[BEGIN]

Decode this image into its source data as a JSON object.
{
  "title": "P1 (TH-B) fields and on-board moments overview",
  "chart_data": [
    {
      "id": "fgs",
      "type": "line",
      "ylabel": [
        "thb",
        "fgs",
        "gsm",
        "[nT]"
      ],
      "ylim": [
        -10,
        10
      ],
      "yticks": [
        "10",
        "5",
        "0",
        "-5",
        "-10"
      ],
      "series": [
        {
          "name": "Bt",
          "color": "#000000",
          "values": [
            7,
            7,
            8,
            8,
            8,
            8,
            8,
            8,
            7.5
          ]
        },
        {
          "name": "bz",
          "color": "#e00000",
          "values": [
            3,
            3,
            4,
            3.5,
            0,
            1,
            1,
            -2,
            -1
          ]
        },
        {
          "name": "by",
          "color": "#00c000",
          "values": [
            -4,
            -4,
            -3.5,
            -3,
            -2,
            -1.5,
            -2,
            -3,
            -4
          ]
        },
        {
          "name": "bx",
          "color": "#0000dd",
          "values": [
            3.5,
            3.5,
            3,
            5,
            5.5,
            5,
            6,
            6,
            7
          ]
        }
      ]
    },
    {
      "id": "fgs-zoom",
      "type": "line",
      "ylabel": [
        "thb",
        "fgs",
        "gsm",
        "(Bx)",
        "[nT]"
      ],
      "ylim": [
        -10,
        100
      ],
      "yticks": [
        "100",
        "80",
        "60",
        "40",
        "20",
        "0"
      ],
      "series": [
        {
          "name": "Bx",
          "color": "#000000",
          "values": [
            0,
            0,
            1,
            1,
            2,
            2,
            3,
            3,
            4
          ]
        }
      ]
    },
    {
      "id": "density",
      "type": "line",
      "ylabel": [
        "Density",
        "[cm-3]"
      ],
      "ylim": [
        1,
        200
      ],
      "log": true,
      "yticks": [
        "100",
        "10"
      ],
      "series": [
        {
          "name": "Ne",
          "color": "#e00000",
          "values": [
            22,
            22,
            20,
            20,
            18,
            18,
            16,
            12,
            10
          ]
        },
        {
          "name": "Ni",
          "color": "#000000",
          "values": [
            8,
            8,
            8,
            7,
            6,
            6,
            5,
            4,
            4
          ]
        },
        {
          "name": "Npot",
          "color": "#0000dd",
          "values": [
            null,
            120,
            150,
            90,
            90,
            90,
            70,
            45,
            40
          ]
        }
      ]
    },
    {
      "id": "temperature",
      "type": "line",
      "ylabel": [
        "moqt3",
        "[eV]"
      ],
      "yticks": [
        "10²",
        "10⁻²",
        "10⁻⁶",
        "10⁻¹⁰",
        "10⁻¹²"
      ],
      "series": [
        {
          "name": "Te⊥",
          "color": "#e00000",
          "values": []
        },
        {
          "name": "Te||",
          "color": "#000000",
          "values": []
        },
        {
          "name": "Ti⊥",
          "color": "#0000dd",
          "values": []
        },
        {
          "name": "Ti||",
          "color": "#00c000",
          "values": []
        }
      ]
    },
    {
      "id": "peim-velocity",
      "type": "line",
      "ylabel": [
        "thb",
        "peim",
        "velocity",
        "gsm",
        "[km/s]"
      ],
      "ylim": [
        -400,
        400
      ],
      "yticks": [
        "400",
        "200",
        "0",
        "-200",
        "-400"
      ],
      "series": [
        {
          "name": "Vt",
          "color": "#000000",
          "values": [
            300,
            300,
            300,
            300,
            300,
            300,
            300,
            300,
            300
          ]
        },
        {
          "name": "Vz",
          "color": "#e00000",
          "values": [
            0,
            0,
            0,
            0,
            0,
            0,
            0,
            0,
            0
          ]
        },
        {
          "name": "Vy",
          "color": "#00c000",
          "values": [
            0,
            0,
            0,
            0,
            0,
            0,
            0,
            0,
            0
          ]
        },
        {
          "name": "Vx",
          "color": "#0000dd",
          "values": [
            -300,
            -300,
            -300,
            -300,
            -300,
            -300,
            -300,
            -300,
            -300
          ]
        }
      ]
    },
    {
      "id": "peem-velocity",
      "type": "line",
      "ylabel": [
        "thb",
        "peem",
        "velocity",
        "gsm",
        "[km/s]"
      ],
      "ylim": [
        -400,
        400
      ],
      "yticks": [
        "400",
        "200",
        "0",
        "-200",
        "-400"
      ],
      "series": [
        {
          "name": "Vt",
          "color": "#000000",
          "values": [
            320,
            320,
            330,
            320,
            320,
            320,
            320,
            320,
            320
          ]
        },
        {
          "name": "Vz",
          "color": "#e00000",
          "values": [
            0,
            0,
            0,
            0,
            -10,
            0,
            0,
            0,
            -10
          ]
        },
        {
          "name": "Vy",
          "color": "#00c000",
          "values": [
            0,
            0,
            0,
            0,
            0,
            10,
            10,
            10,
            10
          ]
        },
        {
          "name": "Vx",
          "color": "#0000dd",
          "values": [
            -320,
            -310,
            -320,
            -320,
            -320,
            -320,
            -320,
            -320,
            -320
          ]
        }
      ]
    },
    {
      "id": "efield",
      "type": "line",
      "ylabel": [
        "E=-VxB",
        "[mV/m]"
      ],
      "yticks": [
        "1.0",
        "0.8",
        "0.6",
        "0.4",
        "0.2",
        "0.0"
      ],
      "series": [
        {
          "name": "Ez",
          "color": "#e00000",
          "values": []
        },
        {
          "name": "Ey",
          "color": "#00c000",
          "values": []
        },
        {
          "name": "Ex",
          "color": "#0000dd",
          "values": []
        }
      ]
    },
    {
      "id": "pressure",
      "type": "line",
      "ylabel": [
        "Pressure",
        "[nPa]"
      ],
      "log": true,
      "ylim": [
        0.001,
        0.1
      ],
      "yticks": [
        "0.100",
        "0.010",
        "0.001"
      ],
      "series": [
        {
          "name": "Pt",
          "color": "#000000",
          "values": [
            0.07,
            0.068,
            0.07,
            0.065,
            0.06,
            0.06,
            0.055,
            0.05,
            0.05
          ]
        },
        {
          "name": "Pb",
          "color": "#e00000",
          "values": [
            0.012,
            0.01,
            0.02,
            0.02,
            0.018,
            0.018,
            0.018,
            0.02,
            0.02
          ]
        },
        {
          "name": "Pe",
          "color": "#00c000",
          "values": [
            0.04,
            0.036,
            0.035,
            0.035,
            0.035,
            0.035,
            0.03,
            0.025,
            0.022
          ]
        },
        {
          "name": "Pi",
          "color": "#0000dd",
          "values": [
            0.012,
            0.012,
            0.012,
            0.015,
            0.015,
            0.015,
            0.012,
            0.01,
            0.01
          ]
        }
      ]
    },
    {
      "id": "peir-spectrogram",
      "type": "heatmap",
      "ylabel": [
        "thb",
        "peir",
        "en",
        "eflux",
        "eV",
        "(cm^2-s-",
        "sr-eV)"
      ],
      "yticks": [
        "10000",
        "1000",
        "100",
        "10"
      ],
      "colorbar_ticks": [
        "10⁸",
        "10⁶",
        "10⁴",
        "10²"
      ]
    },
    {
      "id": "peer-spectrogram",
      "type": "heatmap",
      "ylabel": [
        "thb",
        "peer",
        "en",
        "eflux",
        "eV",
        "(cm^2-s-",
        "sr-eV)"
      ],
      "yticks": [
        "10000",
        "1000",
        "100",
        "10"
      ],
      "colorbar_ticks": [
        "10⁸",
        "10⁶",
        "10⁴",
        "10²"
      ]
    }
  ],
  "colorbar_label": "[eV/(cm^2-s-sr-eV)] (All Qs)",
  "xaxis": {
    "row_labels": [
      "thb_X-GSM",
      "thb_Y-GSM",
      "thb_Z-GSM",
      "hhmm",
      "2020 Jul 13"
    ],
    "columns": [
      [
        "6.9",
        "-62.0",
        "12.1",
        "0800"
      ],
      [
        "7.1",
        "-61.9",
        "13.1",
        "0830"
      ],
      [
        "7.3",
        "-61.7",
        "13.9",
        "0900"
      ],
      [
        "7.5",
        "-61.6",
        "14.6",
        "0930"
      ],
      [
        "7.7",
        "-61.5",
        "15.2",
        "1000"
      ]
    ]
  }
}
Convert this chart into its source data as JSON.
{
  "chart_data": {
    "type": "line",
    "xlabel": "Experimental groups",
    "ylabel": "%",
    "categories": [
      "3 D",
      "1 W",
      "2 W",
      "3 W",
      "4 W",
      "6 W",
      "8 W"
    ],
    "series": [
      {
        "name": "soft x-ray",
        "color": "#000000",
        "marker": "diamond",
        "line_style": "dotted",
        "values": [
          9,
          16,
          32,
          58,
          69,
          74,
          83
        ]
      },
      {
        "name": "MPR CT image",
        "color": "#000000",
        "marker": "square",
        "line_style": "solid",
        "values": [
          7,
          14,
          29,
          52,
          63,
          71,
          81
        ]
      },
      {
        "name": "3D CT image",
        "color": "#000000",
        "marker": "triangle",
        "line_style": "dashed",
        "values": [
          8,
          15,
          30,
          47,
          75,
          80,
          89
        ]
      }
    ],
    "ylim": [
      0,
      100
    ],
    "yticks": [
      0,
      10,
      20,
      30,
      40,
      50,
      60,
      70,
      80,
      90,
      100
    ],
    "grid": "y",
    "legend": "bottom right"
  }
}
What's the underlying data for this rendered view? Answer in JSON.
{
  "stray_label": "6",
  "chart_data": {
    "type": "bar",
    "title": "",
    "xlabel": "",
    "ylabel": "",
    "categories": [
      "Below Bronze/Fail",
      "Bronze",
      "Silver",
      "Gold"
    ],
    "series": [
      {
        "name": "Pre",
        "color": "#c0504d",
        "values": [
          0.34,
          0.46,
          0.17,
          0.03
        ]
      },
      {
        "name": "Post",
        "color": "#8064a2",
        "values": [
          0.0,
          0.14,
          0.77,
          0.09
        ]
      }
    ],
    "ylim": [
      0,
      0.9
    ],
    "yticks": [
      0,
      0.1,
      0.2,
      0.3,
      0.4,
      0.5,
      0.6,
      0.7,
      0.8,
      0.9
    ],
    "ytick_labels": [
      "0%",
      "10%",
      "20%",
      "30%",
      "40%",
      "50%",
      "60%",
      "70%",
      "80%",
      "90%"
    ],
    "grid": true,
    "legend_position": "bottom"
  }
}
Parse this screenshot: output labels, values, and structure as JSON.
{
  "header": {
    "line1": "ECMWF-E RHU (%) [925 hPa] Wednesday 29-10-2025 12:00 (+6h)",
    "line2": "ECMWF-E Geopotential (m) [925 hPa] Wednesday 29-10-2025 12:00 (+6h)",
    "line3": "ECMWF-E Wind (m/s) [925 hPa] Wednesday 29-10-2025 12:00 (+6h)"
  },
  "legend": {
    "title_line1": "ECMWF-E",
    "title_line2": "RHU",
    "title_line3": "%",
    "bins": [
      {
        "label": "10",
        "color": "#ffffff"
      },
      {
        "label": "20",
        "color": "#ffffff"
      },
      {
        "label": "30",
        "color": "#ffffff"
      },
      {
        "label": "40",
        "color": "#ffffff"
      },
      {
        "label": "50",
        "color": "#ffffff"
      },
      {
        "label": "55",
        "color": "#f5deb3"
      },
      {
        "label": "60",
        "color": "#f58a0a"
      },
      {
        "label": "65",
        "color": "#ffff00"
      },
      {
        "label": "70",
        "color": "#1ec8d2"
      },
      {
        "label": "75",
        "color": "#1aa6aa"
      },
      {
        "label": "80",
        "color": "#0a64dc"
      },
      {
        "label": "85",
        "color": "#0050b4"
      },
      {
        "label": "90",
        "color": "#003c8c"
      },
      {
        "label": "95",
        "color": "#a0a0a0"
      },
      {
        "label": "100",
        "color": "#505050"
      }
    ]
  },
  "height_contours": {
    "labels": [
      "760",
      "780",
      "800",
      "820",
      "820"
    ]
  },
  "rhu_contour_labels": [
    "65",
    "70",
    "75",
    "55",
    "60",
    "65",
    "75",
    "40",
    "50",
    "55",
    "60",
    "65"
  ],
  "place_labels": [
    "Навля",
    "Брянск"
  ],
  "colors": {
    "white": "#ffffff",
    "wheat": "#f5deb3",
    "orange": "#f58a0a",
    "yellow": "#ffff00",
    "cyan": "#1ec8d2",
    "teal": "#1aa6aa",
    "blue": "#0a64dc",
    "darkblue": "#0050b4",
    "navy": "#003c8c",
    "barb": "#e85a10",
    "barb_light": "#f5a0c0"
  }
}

[END]

### Your instructions
Say, as a bare number, how many lines in the entries above include the string "into".

### Result for this task
2